GIVEN REQUEST => Reproduce each record exactly.

— START OF RECORDS FOR THE TASK —

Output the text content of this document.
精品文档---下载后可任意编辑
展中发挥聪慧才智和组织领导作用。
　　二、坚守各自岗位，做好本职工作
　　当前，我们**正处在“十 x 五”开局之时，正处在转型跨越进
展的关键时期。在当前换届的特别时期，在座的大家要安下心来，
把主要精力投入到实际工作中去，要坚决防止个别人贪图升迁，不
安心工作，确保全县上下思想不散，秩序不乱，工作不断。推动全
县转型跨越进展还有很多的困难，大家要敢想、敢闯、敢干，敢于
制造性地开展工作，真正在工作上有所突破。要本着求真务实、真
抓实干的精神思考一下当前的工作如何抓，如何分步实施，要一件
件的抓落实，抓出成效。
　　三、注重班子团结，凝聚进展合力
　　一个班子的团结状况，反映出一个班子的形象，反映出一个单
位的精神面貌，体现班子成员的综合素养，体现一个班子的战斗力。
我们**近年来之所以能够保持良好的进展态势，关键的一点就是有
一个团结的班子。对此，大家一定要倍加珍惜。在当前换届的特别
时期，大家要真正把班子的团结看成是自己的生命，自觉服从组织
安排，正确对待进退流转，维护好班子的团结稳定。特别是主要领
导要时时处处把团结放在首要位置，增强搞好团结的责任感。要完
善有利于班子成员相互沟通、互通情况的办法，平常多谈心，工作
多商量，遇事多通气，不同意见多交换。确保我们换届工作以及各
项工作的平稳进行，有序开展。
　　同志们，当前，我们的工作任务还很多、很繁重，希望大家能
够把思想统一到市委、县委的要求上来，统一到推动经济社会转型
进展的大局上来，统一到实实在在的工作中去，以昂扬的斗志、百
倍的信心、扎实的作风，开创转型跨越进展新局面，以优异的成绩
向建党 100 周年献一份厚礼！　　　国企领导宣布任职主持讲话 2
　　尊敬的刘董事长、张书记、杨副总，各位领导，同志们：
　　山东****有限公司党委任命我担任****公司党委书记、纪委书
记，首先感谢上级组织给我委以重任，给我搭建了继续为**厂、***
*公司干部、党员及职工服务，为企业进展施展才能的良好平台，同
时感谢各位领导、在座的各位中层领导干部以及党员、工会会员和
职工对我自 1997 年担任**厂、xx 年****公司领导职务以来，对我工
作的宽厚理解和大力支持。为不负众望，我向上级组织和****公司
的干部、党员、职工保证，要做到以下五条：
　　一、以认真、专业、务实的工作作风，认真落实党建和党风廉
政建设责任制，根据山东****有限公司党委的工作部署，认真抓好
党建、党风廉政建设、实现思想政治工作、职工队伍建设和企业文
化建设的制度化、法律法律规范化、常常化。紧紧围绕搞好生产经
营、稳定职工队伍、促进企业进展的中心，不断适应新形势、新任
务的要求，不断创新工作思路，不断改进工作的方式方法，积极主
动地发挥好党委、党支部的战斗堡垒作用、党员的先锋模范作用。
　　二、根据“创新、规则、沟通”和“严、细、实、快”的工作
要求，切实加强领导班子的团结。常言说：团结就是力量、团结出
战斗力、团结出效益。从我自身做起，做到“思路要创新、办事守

— END OF RECORDS FOR THE TASK —

SOLUTION =>
Output the text content of this document.
精品文档---下载后可任意编辑
展中发挥聪慧才智和组织领导作用。
　　二、坚守各自岗位，做好本职工作
　　当前，我们**正处在“十 x 五”开局之时，正处在转型跨越进
展的关键时期。在当前换届的特别时期，在座的大家要安下心来，
把主要精力投入到实际工作中去，要坚决防止个别人贪图升迁，不
安心工作，确保全县上下思想不散，秩序不乱，工作不断。推动全
县转型跨越进展还有很多的困难，大家要敢想、敢闯、敢干，敢于
制造性地开展工作，真正在工作上有所突破。要本着求真务实、真
抓实干的精神思考一下当前的工作如何抓，如何分步实施，要一件
件的抓落实，抓出成效。
　　三、注重班子团结，凝聚进展合力
　　一个班子的团结状况，反映出一个班子的形象，反映出一个单
位的精神面貌，体现班子成员的综合素养，体现一个班子的战斗力。
我们**近年来之所以能够保持良好的进展态势，关键的一点就是有
一个团结的班子。对此，大家一定要倍加珍惜。在当前换届的特别
时期，大家要真正把班子的团结看成是自己的生命，自觉服从组织
安排，正确对待进退流转，维护好班子的团结稳定。特别是主要领
导要时时处处把团结放在首要位置，增强搞好团结的责任感。要完
善有利于班子成员相互沟通、互通情况的办法，平常多谈心，工作
多商量，遇事多通气，不同意见多交换。确保我们换届工作以及各
项工作的平稳进行，有序开展。
　　同志们，当前，我们的工作任务还很多、很繁重，希望大家能
够把思想统一到市委、县委的要求上来，统一到推动经济社会转型
进展的大局上来，统一到实实在在的工作中去，以昂扬的斗志、百
倍的信心、扎实的作风，开创转型跨越进展新局面，以优异的成绩
向建党 100 周年献一份厚礼！　　　国企领导宣布任职主持讲话 2
　　尊敬的刘董事长、张书记、杨副总，各位领导，同志们：
　　山东****有限公司党委任命我担任****公司党委书记、纪委书
记，首先感谢上级组织给我委以重任，给我搭建了继续为**厂、***
*公司干部、党员及职工服务，为企业进展施展才能的良好平台，同
时感谢各位领导、在座的各位中层领导干部以及党员、工会会员和
职工对我自 1997 年担任**厂、xx 年****公司领导职务以来，对我工
作的宽厚理解和大力支持。为不负众望，我向上级组织和****公司
的干部、党员、职工保证，要做到以下五条：
　　一、以认真、专业、务实的工作作风，认真落实党建和党风廉
政建设责任制，根据山东****有限公司党委的工作部署，认真抓好
党建、党风廉政建设、实现思想政治工作、职工队伍建设和企业文
化建设的制度化、法律法律规范化、常常化。紧紧围绕搞好生产经
营、稳定职工队伍、促进企业进展的中心，不断适应新形势、新任
务的要求，不断创新工作思路，不断改进工作的方式方法，积极主
动地发挥好党委、党支部的战斗堡垒作用、党员的先锋模范作用。
　　二、根据“创新、规则、沟通”和“严、细、实、快”的工作
要求，切实加强领导班子的团结。常言说：团结就是力量、团结出
战斗力、团结出效益。从我自身做起，做到“思路要创新、办事守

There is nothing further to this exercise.